> **TASK PROMPT**:
Copy out all the entries word for word.

> **TASK INPUT**:
=======
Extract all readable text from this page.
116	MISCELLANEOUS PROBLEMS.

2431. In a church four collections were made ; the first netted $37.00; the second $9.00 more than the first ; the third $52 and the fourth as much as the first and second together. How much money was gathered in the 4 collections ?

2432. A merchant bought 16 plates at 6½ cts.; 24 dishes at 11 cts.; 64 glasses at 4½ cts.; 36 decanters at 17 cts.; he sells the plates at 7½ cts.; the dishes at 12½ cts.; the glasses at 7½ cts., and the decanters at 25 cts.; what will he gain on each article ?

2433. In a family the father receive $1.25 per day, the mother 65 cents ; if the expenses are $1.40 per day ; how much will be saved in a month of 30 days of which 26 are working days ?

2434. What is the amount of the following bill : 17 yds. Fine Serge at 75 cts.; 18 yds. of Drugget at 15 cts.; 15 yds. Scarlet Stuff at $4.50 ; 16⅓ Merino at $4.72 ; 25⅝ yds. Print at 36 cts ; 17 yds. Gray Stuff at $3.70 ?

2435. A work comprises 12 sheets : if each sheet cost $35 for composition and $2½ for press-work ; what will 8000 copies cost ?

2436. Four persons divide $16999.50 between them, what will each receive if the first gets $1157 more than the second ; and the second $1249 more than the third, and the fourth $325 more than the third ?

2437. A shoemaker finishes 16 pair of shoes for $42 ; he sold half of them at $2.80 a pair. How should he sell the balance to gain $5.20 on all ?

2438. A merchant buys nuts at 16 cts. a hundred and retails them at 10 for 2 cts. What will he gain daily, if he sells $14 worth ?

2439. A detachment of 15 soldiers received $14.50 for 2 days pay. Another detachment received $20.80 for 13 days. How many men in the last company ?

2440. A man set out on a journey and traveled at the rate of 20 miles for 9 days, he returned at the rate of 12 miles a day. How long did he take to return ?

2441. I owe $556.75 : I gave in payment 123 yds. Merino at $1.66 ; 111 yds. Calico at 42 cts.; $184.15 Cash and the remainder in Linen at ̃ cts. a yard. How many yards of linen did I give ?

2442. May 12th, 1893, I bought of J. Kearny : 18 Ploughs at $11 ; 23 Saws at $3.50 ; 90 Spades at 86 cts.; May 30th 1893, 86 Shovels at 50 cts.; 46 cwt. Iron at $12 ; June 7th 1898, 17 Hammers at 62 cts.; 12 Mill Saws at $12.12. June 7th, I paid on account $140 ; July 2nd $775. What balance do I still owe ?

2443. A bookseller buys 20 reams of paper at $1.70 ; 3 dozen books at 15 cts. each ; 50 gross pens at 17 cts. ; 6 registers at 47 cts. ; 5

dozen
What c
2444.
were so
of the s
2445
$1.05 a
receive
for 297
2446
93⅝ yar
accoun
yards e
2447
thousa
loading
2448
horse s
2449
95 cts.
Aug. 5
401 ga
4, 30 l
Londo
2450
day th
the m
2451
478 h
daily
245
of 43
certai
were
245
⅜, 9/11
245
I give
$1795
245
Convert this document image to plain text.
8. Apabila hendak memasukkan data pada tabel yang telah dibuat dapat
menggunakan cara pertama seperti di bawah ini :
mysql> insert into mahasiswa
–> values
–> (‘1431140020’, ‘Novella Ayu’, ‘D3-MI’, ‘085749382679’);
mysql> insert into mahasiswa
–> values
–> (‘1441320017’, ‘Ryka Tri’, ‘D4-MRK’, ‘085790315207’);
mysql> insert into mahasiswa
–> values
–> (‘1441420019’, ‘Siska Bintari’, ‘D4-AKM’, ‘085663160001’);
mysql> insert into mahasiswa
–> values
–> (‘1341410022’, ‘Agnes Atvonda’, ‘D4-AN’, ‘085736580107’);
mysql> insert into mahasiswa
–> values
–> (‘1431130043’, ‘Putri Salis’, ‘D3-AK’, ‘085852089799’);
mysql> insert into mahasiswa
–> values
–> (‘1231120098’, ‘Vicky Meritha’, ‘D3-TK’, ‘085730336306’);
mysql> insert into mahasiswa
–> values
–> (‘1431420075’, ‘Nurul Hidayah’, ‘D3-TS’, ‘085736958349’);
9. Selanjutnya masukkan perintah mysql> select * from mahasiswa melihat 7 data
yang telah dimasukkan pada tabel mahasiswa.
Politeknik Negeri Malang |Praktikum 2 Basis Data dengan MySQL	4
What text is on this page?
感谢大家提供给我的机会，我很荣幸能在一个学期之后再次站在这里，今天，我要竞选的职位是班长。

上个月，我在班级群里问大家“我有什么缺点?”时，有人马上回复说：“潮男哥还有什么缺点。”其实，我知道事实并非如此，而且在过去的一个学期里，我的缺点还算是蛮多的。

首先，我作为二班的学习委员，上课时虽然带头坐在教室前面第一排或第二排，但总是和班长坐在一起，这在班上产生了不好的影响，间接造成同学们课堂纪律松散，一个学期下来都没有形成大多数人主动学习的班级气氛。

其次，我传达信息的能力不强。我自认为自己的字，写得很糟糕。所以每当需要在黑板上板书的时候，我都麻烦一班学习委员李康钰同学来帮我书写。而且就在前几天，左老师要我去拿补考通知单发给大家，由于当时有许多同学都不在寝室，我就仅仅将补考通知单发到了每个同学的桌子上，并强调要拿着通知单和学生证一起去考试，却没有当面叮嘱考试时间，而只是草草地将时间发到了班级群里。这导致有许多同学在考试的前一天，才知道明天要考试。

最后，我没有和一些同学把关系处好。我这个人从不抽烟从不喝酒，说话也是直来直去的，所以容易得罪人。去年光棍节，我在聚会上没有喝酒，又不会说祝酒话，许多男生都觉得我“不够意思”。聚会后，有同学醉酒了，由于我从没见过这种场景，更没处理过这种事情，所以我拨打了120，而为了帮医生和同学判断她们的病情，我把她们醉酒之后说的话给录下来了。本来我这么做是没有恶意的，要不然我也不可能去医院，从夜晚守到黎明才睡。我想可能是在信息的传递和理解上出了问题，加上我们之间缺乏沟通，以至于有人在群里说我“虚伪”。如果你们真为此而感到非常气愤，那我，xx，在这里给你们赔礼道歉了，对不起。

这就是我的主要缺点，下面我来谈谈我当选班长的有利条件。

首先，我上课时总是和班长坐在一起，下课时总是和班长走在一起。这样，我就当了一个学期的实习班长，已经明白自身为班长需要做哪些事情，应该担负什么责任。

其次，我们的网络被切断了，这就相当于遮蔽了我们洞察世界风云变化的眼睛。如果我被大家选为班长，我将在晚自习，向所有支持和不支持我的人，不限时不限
=======
> **OUTPUT OF THE EXERCISE**:
Extract all readable text from this page.
116	MISCELLANEOUS PROBLEMS.

2431. In a church four collections were made ; the first netted $37.00; the second $9.00 more than the first ; the third $52 and the fourth as much as the first and second together. How much money was gathered in the 4 collections ?

2432. A merchant bought 16 plates at 6½ cts.; 24 dishes at 11 cts.; 64 glasses at 4½ cts.; 36 decanters at 17 cts.; he sells the plates at 7½ cts.; the dishes at 12½ cts.; the glasses at 7½ cts., and the decanters at 25 cts.; what will he gain on each article ?

2433. In a family the father receive $1.25 per day, the mother 65 cents ; if the expenses are $1.40 per day ; how much will be saved in a month of 30 days of which 26 are working days ?

2434. What is the amount of the following bill : 17 yds. Fine Serge at 75 cts.; 18 yds. of Drugget at 15 cts.; 15 yds. Scarlet Stuff at $4.50 ; 16⅓ Merino at $4.72 ; 25⅝ yds. Print at 36 cts ; 17 yds. Gray Stuff at $3.70 ?

2435. A work comprises 12 sheets : if each sheet cost $35 for composition and $2½ for press-work ; what will 8000 copies cost ?

2436. Four persons divide $16999.50 between them, what will each receive if the first gets $1157 more than the second ; and the second $1249 more than the third, and the fourth $325 more than the third ?

2437. A shoemaker finishes 16 pair of shoes for $42 ; he sold half of them at $2.80 a pair. How should he sell the balance to gain $5.20 on all ?

2438. A merchant buys nuts at 16 cts. a hundred and retails them at 10 for 2 cts. What will he gain daily, if he sells $14 worth ?

2439. A detachment of 15 soldiers received $14.50 for 2 days pay. Another detachment received $20.80 for 13 days. How many men in the last company ?

2440. A man set out on a journey and traveled at the rate of 20 miles for 9 days, he returned at the rate of 12 miles a day. How long did he take to return ?

2441. I owe $556.75 : I gave in payment 123 yds. Merino at $1.66 ; 111 yds. Calico at 42 cts.; $184.15 Cash and the remainder in Linen at ̃ cts. a yard. How many yards of linen did I give ?

2442. May 12th, 1893, I bought of J. Kearny : 18 Ploughs at $11 ; 23 Saws at $3.50 ; 90 Spades at 86 cts.; May 30th 1893, 86 Shovels at 50 cts.; 46 cwt. Iron at $12 ; June 7th 1898, 17 Hammers at 62 cts.; 12 Mill Saws at $12.12. June 7th, I paid on account $140 ; July 2nd $775. What balance do I still owe ?

2443. A bookseller buys 20 reams of paper at $1.70 ; 3 dozen books at 15 cts. each ; 50 gross pens at 17 cts. ; 6 registers at 47 cts. ; 5

dozen
What c
2444.
were so
of the s
2445
$1.05 a
receive
for 297
2446
93⅝ yar
accoun
yards e
2447
thousa
loading
2448
horse s
2449
95 cts.
Aug. 5
401 ga
4, 30 l
Londo
2450
day th
the m
2451
478 h
daily
245
of 43
certai
were
245
⅜, 9/11
245
I give
$1795
245
Convert this document image to plain text.
8. Apabila hendak memasukkan data pada tabel yang telah dibuat dapat
menggunakan cara pertama seperti di bawah ini :
mysql> insert into mahasiswa
–> values
–> (‘1431140020’, ‘Novella Ayu’, ‘D3-MI’, ‘085749382679’);
mysql> insert into mahasiswa
–> values
–> (‘1441320017’, ‘Ryka Tri’, ‘D4-MRK’, ‘085790315207’);
mysql> insert into mahasiswa
–> values
–> (‘1441420019’, ‘Siska Bintari’, ‘D4-AKM’, ‘085663160001’);
mysql> insert into mahasiswa
–> values
–> (‘1341410022’, ‘Agnes Atvonda’, ‘D4-AN’, ‘085736580107’);
mysql> insert into mahasiswa
–> values
–> (‘1431130043’, ‘Putri Salis’, ‘D3-AK’, ‘085852089799’);
mysql> insert into mahasiswa
–> values
–> (‘1231120098’, ‘Vicky Meritha’, ‘D3-TK’, ‘085730336306’);
mysql> insert into mahasiswa
–> values
–> (‘1431420075’, ‘Nurul Hidayah’, ‘D3-TS’, ‘085736958349’);
9. Selanjutnya masukkan perintah mysql> select * from mahasiswa melihat 7 data
yang telah dimasukkan pada tabel mahasiswa.
Politeknik Negeri Malang |Praktikum 2 Basis Data dengan MySQL	4
What text is on this page?
感谢大家提供给我的机会，我很荣幸能在一个学期之后再次站在这里，今天，我要竞选的职位是班长。

上个月，我在班级群里问大家“我有什么缺点?”时，有人马上回复说：“潮男哥还有什么缺点。”其实，我知道事实并非如此，而且在过去的一个学期里，我的缺点还算是蛮多的。

首先，我作为二班的学习委员，上课时虽然带头坐在教室前面第一排或第二排，但总是和班长坐在一起，这在班上产生了不好的影响，间接造成同学们课堂纪律松散，一个学期下来都没有形成大多数人主动学习的班级气氛。

其次，我传达信息的能力不强。我自认为自己的字，写得很糟糕。所以每当需要在黑板上板书的时候，我都麻烦一班学习委员李康钰同学来帮我书写。而且就在前几天，左老师要我去拿补考通知单发给大家，由于当时有许多同学都不在寝室，我就仅仅将补考通知单发到了每个同学的桌子上，并强调要拿着通知单和学生证一起去考试，却没有当面叮嘱考试时间，而只是草草地将时间发到了班级群里。这导致有许多同学在考试的前一天，才知道明天要考试。

最后，我没有和一些同学把关系处好。我这个人从不抽烟从不喝酒，说话也是直来直去的，所以容易得罪人。去年光棍节，我在聚会上没有喝酒，又不会说祝酒话，许多男生都觉得我“不够意思”。聚会后，有同学醉酒了，由于我从没见过这种场景，更没处理过这种事情，所以我拨打了120，而为了帮医生和同学判断她们的病情，我把她们醉酒之后说的话给录下来了。本来我这么做是没有恶意的，要不然我也不可能去医院，从夜晚守到黎明才睡。我想可能是在信息的传递和理解上出了问题，加上我们之间缺乏沟通，以至于有人在群里说我“虚伪”。如果你们真为此而感到非常气愤，那我，xx，在这里给你们赔礼道歉了，对不起。

这就是我的主要缺点，下面我来谈谈我当选班长的有利条件。

首先，我上课时总是和班长坐在一起，下课时总是和班长走在一起。这样，我就当了一个学期的实习班长，已经明白自身为班长需要做哪些事情，应该担负什么责任。

其次，我们的网络被切断了，这就相当于遮蔽了我们洞察世界风云变化的眼睛。如果我被大家选为班长，我将在晚自习，向所有支持和不支持我的人，不限时不限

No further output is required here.